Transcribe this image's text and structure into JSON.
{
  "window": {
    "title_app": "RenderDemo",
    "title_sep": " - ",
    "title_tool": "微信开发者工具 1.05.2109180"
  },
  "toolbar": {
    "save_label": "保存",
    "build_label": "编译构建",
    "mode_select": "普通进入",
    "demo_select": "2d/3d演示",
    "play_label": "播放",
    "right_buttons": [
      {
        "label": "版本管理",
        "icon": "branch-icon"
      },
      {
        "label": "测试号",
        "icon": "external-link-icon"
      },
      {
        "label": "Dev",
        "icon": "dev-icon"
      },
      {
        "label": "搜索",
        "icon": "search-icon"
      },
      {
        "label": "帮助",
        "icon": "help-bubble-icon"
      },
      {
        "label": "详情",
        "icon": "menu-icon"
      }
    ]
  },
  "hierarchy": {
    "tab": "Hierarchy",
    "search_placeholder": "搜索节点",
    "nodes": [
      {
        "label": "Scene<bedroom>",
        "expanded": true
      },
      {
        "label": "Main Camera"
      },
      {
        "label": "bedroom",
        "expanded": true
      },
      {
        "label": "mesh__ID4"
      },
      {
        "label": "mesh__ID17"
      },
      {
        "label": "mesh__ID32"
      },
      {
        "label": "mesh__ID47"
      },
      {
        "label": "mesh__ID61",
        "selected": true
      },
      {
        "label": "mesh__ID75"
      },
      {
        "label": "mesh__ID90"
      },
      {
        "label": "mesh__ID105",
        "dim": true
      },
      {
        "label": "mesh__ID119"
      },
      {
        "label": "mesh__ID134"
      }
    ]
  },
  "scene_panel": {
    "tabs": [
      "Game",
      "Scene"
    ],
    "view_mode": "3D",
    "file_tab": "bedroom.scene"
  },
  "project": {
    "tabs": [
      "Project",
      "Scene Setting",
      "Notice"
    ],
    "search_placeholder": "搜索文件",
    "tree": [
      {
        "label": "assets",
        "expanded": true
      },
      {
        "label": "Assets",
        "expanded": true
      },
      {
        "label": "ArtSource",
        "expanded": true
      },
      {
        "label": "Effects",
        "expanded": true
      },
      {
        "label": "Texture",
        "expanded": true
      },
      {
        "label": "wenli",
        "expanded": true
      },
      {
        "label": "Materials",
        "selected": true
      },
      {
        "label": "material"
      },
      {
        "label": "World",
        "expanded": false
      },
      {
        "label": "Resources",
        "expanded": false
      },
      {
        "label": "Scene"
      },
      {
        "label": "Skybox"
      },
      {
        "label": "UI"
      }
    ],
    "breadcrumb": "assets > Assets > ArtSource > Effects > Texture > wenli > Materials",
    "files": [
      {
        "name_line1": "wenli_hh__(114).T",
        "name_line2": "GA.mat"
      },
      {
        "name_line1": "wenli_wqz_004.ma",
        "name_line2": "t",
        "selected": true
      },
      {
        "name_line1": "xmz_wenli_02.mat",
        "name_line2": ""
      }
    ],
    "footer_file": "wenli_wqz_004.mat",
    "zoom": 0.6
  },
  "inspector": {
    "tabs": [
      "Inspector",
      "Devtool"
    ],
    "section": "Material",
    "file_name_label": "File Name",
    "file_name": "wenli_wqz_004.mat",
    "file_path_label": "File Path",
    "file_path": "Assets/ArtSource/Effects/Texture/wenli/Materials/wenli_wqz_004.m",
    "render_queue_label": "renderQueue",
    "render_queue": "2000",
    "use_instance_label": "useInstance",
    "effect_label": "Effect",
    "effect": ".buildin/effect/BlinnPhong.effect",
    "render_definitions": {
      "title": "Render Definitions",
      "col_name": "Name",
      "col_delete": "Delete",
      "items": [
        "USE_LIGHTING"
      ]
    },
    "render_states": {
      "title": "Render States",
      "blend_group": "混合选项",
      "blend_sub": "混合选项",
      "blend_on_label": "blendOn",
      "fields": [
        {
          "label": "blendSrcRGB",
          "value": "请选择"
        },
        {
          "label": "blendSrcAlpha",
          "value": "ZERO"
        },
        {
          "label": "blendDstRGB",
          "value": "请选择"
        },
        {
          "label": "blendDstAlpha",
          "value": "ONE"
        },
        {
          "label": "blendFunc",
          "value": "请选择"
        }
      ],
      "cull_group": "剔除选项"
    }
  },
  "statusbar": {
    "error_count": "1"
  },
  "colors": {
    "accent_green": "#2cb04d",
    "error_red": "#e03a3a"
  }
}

TASK GOAL:
Which lines contain "icon"? Copy each of them out.

EXERCISE SOLUTION:
        "icon": "branch-icon"
        "icon": "external-link-icon"
        "icon": "dev-icon"
        "icon": "search-icon"
        "icon": "help-bubble-icon"
        "icon": "menu-icon"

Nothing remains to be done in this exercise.